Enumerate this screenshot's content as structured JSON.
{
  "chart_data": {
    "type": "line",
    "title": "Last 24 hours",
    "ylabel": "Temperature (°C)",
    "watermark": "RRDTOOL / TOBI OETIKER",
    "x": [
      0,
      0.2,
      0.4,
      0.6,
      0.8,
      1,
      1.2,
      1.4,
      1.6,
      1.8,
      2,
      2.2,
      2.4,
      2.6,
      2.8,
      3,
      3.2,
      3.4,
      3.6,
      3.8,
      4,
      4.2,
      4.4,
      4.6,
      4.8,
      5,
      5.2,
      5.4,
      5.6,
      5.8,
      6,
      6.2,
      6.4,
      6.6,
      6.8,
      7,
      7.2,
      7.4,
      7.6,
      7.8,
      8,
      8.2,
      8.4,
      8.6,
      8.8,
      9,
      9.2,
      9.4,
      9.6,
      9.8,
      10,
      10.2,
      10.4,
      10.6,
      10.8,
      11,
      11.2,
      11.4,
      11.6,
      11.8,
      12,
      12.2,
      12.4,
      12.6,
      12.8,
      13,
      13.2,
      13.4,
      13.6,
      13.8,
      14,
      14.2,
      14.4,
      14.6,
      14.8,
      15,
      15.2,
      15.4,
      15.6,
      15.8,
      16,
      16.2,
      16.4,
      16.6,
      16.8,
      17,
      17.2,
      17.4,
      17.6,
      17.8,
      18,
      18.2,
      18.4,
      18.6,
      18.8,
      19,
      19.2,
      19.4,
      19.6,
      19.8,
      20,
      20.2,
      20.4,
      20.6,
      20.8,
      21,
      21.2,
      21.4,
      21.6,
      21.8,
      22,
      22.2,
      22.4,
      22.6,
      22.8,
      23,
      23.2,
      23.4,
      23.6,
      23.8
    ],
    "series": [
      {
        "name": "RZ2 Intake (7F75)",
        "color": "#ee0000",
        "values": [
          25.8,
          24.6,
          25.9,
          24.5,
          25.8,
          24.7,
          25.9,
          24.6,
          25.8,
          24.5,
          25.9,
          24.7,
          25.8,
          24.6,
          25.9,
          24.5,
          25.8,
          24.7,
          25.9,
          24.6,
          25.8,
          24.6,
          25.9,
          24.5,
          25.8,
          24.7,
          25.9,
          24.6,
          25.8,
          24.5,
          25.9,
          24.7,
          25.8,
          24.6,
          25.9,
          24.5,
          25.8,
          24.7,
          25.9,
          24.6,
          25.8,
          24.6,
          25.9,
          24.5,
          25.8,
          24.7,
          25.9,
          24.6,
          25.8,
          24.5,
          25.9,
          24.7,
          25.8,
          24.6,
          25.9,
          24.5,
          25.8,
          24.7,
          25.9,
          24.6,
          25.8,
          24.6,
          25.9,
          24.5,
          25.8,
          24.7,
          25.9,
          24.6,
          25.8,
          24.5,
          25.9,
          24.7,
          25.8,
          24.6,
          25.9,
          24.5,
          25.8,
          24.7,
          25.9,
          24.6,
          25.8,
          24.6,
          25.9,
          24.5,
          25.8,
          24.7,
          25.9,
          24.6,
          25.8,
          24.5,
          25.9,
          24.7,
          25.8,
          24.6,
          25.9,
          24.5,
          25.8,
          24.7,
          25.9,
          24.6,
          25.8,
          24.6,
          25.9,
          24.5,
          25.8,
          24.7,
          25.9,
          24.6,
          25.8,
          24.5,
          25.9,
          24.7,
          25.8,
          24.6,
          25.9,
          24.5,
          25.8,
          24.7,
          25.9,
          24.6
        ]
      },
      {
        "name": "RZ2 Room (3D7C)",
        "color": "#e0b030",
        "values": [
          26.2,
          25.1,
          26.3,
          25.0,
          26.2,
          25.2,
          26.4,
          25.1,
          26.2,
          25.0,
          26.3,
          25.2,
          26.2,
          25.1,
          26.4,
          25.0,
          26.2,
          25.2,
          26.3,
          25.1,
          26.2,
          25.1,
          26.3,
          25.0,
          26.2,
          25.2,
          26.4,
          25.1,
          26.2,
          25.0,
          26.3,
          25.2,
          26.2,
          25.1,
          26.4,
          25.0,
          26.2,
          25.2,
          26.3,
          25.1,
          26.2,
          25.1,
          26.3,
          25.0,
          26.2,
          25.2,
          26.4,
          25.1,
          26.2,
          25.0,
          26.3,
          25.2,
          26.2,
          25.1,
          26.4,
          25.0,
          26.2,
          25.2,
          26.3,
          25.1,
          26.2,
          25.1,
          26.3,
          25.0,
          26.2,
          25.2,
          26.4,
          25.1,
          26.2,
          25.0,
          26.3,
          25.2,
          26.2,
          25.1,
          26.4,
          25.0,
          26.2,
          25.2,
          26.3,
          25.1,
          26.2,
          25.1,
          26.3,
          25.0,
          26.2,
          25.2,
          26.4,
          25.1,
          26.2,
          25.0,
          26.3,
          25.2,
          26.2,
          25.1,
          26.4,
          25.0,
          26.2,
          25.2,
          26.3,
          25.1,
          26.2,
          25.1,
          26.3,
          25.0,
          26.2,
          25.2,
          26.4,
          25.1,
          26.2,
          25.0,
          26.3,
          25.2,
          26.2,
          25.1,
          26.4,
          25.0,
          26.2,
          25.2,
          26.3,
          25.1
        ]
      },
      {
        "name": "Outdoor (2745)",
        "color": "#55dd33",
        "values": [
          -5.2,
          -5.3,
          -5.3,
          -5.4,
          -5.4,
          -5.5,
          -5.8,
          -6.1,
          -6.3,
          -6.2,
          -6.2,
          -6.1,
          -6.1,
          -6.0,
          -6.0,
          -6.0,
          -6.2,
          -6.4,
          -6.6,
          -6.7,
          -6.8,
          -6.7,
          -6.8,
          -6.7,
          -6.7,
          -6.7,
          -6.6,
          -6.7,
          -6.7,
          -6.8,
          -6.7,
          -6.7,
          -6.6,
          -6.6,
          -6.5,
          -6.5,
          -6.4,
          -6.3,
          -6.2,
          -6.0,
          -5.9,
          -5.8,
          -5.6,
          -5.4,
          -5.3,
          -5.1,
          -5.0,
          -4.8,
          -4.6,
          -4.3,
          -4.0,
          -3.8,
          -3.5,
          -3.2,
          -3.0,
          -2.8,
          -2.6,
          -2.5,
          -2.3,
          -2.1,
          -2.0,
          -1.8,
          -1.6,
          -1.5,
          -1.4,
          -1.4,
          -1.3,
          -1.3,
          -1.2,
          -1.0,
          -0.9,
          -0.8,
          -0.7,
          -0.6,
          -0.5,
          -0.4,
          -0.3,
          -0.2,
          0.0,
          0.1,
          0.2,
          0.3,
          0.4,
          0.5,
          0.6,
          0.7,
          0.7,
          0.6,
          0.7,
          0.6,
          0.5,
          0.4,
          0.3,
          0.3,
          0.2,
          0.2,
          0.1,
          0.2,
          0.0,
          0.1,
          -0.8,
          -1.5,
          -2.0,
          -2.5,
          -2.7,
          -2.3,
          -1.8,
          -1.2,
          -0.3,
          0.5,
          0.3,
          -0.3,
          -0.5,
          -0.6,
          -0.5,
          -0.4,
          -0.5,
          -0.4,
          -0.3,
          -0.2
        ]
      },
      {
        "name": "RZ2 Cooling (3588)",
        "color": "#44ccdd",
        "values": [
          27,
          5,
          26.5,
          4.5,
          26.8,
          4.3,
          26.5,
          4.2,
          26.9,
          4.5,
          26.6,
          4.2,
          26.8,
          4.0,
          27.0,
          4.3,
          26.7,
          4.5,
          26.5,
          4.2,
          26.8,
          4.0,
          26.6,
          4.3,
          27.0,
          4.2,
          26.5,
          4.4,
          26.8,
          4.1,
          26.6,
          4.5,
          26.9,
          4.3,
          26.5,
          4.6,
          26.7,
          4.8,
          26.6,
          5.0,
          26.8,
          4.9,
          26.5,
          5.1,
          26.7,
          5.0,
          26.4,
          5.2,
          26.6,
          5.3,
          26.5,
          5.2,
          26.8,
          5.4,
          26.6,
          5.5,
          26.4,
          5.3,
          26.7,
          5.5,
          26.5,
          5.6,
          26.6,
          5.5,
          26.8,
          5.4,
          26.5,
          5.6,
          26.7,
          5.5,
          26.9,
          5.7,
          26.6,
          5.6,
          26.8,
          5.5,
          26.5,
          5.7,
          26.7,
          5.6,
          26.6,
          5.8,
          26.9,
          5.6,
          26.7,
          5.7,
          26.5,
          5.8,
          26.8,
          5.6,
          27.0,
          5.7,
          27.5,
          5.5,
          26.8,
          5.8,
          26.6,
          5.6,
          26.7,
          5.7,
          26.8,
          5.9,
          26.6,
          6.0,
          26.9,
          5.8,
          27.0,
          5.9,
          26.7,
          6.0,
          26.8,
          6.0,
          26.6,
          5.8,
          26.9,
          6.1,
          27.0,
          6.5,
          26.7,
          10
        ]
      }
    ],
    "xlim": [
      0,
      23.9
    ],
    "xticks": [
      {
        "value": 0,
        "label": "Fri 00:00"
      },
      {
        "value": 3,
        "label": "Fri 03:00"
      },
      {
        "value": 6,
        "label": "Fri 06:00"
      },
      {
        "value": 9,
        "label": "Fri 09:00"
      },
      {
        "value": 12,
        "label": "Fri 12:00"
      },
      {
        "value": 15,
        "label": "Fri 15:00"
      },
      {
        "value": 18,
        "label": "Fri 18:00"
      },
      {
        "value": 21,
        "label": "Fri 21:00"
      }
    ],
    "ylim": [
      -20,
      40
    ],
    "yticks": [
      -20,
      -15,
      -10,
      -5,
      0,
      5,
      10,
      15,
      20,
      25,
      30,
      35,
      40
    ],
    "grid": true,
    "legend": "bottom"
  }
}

▶ Given problem: Which lines include the word "color"? List them all.

▶ Solution for this problem:
        "color": "#ee0000",
        "color": "#e0b030",
        "color": "#55dd33",
        "color": "#44ccdd",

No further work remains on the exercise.